Copy the data below line for line without any changes, and leave the picture out of your copy.

________________________

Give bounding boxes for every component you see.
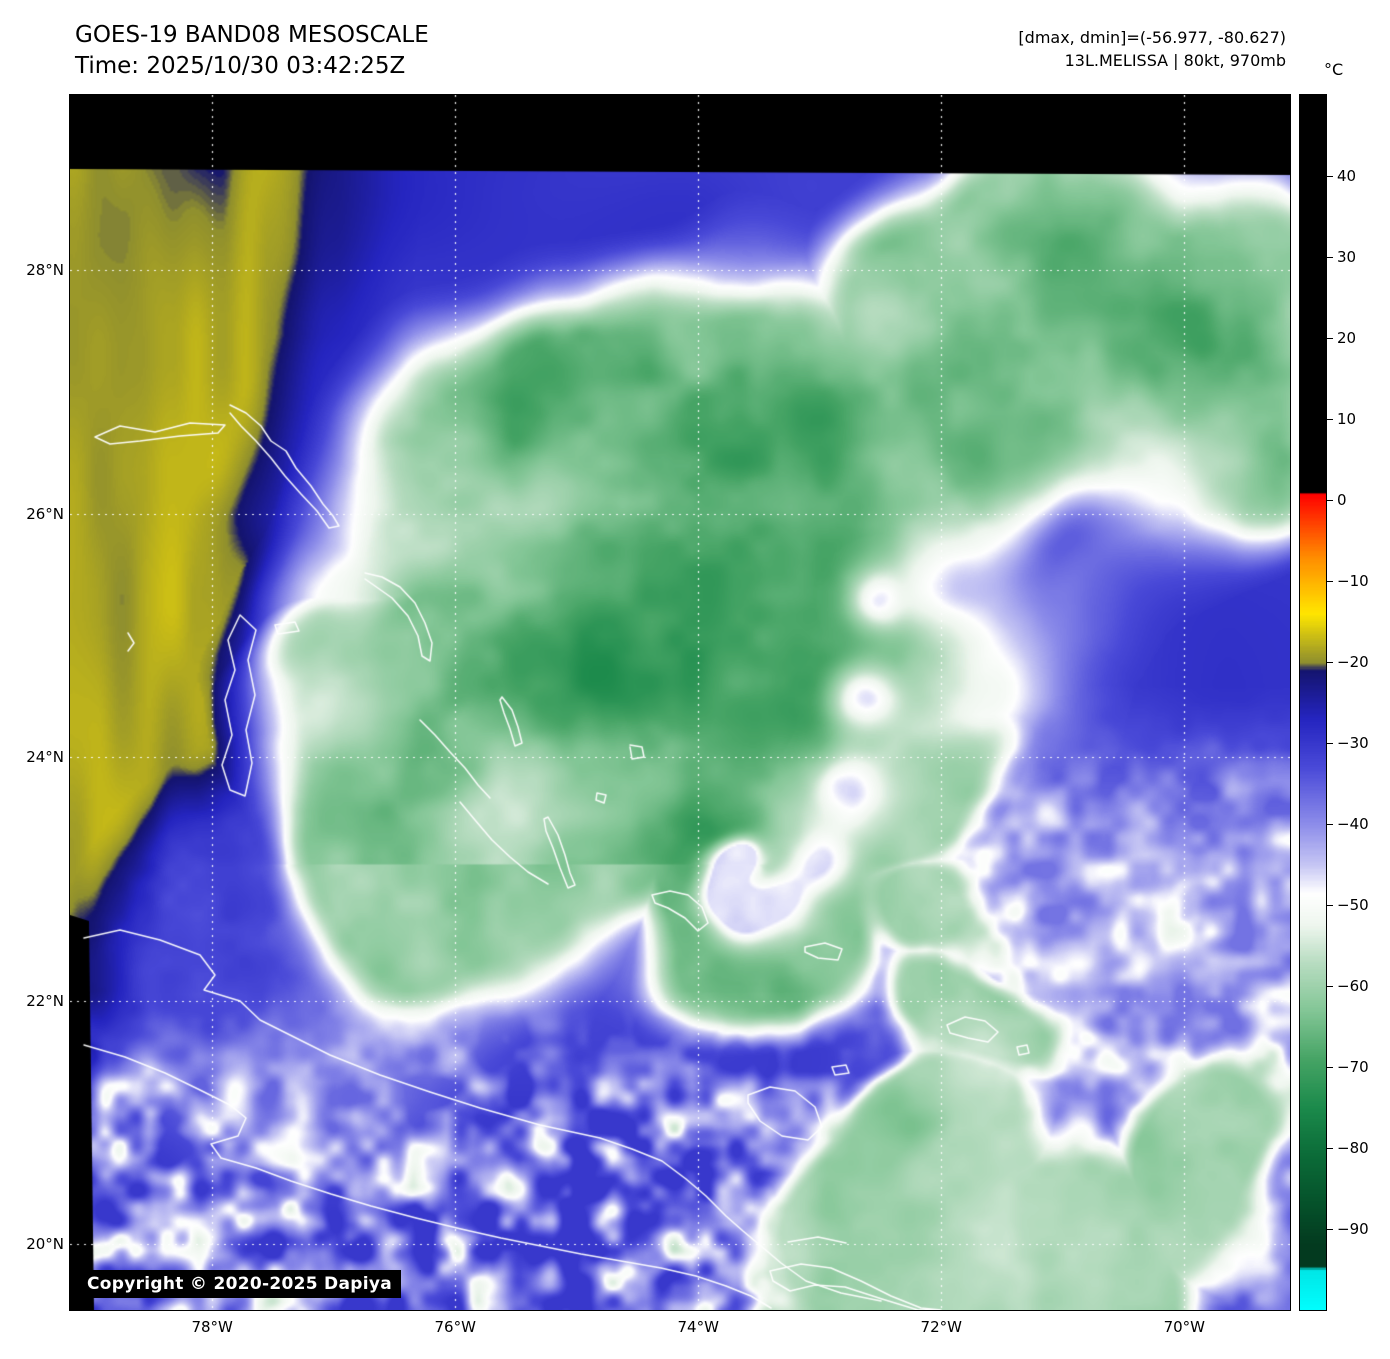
colorbar-tick--30: −30 (1337, 734, 1369, 752)
colorbar-tick-20: 20 (1337, 329, 1357, 347)
copyright-watermark: Copyright © 2020-2025 Dapiya (78, 1270, 401, 1298)
colorbar-tick-0: 0 (1337, 491, 1347, 509)
colorbar-tick--80: −80 (1337, 1139, 1369, 1157)
colorbar-tick-mark (1326, 581, 1333, 582)
lon-label-78w: 78°W (191, 1318, 233, 1336)
product-title: GOES-19 BAND08 MESOSCALE (75, 22, 429, 48)
colorbar-tick-mark (1326, 662, 1333, 663)
colorbar-tick-mark (1326, 986, 1333, 987)
colorbar-tick-mark (1326, 257, 1333, 258)
lon-label-74w: 74°W (677, 1318, 719, 1336)
colorbar-unit-label: °C (1324, 60, 1344, 79)
timestamp: Time: 2025/10/30 03:42:25Z (75, 53, 406, 79)
colorbar-tick--60: −60 (1337, 977, 1369, 995)
lon-label-76w: 76°W (434, 1318, 476, 1336)
colorbar-tick-mark (1326, 905, 1333, 906)
colorbar-tick-mark (1326, 176, 1333, 177)
lat-label-28n: 28°N (26, 261, 64, 280)
colorbar-tick-40: 40 (1337, 167, 1357, 185)
lon-label-70w: 70°W (1163, 1318, 1205, 1336)
dmax-dmin-readout: [dmax, dmin]=(-56.977, -80.627) (1018, 28, 1286, 47)
colorbar-tick-mark (1326, 338, 1333, 339)
colorbar-tick--70: −70 (1337, 1058, 1369, 1076)
satellite-imagery-canvas (70, 95, 1290, 1310)
colorbar-tick-30: 30 (1337, 248, 1357, 266)
colorbar-tick-10: 10 (1337, 410, 1357, 428)
colorbar-tick--90: −90 (1337, 1220, 1369, 1238)
colorbar-tick-mark (1326, 1148, 1333, 1149)
map-frame: Copyright © 2020-2025 Dapiya (69, 94, 1291, 1311)
colorbar-tick--10: −10 (1337, 572, 1369, 590)
storm-info: 13L.MELISSA | 80kt, 970mb (1064, 51, 1286, 70)
lat-label-24n: 24°N (26, 748, 64, 767)
colorbar (1299, 94, 1327, 1311)
colorbar-tick--20: −20 (1337, 653, 1369, 671)
lat-label-20n: 20°N (26, 1235, 64, 1254)
colorbar-tick--40: −40 (1337, 815, 1369, 833)
colorbar-tick-mark (1326, 500, 1333, 501)
colorbar-tick-mark (1326, 743, 1333, 744)
lat-label-22n: 22°N (26, 991, 64, 1010)
colorbar-tick--50: −50 (1337, 896, 1369, 914)
lon-label-72w: 72°W (920, 1318, 962, 1336)
colorbar-tick-mark (1326, 1067, 1333, 1068)
colorbar-tick-mark (1326, 419, 1333, 420)
colorbar-tick-mark (1326, 824, 1333, 825)
lat-label-26n: 26°N (26, 504, 64, 523)
colorbar-tick-mark (1326, 1229, 1333, 1230)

________________________

-- Answer --
Give bounding boxes for every component you see.
colorbar-tick--30: −30 (1337, 734, 1369, 752)
colorbar-tick-20: 20 (1337, 329, 1357, 347)
copyright-watermark: Copyright © 2020-2025 Dapiya (78, 1270, 401, 1298)
colorbar-tick-0: 0 (1337, 491, 1347, 509)
colorbar-tick--80: −80 (1337, 1139, 1369, 1157)
colorbar-tick-mark (1326, 581, 1333, 582)
lon-label-78w: 78°W (191, 1318, 233, 1336)
product-title: GOES-19 BAND08 MESOSCALE (75, 22, 429, 48)
colorbar-tick-mark (1326, 662, 1333, 663)
colorbar-tick-mark (1326, 986, 1333, 987)
colorbar-tick-mark (1326, 257, 1333, 258)
lon-label-74w: 74°W (677, 1318, 719, 1336)
colorbar-unit-label: °C (1324, 60, 1344, 79)
timestamp: Time: 2025/10/30 03:42:25Z (75, 53, 406, 79)
colorbar-tick--60: −60 (1337, 977, 1369, 995)
lon-label-76w: 76°W (434, 1318, 476, 1336)
colorbar-tick-mark (1326, 905, 1333, 906)
colorbar-tick-mark (1326, 176, 1333, 177)
lat-label-28n: 28°N (26, 261, 64, 280)
colorbar-tick-40: 40 (1337, 167, 1357, 185)
lon-label-70w: 70°W (1163, 1318, 1205, 1336)
dmax-dmin-readout: [dmax, dmin]=(-56.977, -80.627) (1018, 28, 1286, 47)
colorbar-tick-mark (1326, 338, 1333, 339)
colorbar-tick--70: −70 (1337, 1058, 1369, 1076)
satellite-imagery-canvas (70, 95, 1290, 1310)
colorbar-tick-30: 30 (1337, 248, 1357, 266)
colorbar-tick-10: 10 (1337, 410, 1357, 428)
colorbar-tick--90: −90 (1337, 1220, 1369, 1238)
colorbar-tick-mark (1326, 1148, 1333, 1149)
map-frame: Copyright © 2020-2025 Dapiya (69, 94, 1291, 1311)
colorbar-tick--10: −10 (1337, 572, 1369, 590)
storm-info: 13L.MELISSA | 80kt, 970mb (1064, 51, 1286, 70)
lat-label-24n: 24°N (26, 748, 64, 767)
colorbar (1299, 94, 1327, 1311)
colorbar-tick--20: −20 (1337, 653, 1369, 671)
lat-label-20n: 20°N (26, 1235, 64, 1254)
colorbar-tick--40: −40 (1337, 815, 1369, 833)
colorbar-tick-mark (1326, 500, 1333, 501)
colorbar-tick-mark (1326, 743, 1333, 744)
lat-label-22n: 22°N (26, 991, 64, 1010)
colorbar-tick--50: −50 (1337, 896, 1369, 914)
lon-label-72w: 72°W (920, 1318, 962, 1336)
colorbar-tick-mark (1326, 1067, 1333, 1068)
colorbar-tick-mark (1326, 419, 1333, 420)
colorbar-tick-mark (1326, 824, 1333, 825)
lat-label-26n: 26°N (26, 504, 64, 523)
colorbar-tick-mark (1326, 1229, 1333, 1230)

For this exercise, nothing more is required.